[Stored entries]
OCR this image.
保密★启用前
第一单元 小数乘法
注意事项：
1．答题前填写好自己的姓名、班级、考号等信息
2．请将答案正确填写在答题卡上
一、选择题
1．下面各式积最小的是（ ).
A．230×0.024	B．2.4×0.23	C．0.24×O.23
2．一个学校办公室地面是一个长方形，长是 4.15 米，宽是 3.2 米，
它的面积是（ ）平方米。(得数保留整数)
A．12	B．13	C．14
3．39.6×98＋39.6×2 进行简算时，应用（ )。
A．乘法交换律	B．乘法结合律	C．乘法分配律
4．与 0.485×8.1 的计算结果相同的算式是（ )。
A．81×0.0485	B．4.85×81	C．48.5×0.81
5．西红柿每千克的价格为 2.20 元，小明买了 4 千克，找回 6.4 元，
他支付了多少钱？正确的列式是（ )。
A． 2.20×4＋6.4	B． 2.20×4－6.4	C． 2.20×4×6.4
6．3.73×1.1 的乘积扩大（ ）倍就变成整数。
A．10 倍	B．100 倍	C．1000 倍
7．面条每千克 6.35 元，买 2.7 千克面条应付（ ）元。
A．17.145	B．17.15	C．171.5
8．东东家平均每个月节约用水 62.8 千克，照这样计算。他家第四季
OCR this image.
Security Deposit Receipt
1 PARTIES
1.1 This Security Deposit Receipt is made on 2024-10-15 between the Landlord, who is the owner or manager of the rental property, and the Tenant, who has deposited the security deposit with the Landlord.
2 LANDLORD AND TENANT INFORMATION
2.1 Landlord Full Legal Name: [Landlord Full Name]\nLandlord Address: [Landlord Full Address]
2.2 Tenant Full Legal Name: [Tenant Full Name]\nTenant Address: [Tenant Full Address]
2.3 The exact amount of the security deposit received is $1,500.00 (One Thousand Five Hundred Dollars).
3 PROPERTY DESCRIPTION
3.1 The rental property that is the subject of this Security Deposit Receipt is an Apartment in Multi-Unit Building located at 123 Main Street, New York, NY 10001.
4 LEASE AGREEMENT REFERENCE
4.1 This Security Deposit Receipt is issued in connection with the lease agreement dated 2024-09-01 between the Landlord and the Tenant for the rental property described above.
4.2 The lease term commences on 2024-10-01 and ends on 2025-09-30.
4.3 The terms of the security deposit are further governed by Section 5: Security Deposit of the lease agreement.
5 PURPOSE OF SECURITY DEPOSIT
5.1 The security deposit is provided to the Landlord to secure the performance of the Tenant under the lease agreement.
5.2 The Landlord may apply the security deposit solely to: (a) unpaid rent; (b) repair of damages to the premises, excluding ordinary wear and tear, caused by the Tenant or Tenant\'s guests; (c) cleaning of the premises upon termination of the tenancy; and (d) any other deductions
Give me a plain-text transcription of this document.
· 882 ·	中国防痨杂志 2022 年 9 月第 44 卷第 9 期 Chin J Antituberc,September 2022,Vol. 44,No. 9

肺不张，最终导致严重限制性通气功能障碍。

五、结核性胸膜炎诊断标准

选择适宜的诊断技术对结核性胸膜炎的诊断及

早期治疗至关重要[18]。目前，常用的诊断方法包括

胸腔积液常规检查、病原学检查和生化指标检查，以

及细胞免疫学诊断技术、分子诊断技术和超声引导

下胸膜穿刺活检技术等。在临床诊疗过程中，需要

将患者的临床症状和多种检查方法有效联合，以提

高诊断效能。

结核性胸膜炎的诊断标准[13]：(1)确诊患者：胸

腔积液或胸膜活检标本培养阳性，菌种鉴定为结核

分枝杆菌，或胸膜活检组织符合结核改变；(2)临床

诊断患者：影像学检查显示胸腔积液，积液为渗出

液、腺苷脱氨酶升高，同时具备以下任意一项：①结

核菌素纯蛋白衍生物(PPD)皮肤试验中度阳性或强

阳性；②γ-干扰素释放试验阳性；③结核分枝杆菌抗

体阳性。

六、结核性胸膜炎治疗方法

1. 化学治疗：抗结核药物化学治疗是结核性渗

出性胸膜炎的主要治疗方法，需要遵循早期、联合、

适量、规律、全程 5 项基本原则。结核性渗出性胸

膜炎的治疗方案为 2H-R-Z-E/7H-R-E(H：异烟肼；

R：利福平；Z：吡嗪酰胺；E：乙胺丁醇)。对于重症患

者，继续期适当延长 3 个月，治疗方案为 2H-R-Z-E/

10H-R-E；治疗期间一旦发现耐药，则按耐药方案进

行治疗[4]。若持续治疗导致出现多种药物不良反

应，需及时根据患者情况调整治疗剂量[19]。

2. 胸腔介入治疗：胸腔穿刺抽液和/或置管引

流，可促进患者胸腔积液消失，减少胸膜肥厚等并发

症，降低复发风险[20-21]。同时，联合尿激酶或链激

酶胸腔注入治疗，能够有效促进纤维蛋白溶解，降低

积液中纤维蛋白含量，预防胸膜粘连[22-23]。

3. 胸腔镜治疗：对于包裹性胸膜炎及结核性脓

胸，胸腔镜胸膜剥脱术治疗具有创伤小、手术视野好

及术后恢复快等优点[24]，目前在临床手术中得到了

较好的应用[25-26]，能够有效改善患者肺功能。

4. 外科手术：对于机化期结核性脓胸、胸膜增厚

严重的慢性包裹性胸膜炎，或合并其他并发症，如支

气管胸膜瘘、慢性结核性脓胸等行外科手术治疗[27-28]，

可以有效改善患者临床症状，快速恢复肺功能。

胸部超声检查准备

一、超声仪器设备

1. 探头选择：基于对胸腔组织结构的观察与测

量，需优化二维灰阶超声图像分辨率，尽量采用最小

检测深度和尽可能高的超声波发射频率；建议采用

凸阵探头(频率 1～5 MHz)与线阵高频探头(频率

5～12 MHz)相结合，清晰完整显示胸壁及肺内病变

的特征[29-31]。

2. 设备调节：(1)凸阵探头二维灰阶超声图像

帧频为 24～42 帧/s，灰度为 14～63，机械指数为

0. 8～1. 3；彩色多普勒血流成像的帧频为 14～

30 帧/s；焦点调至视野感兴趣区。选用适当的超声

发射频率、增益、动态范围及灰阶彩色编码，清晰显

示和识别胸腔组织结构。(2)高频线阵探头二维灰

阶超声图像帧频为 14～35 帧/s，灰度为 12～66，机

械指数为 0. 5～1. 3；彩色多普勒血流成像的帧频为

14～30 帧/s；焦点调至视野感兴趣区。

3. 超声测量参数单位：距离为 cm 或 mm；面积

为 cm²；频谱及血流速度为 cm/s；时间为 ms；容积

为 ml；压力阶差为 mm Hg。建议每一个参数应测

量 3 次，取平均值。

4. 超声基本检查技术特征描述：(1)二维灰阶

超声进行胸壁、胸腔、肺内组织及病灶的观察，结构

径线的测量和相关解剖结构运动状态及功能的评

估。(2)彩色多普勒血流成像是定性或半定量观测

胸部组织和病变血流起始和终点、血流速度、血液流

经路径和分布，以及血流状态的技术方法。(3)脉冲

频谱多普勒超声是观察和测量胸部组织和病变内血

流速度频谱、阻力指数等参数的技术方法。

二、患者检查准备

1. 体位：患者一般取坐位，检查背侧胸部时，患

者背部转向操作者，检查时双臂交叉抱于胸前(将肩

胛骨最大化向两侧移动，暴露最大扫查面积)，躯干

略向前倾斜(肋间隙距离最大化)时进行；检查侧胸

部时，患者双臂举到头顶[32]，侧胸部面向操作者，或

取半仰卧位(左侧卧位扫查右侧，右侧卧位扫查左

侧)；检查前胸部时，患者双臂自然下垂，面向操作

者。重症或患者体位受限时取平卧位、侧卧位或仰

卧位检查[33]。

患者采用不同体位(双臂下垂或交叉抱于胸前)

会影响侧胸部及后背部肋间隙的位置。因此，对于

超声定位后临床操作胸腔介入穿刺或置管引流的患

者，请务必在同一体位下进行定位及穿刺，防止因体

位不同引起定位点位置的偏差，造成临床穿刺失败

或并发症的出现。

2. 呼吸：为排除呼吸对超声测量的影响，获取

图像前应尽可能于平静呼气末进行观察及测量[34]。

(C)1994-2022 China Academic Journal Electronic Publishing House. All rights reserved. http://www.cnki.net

[What to work on]
Pick out and copy the lines of the material that include the word "Address".

[Answer in full]
2.1 Landlord Full Legal Name: [Landlord Full Name]\nLandlord Address: [Landlord Full Address]
2.2 Tenant Full Legal Name: [Tenant Full Name]\nTenant Address: [Tenant Full Address]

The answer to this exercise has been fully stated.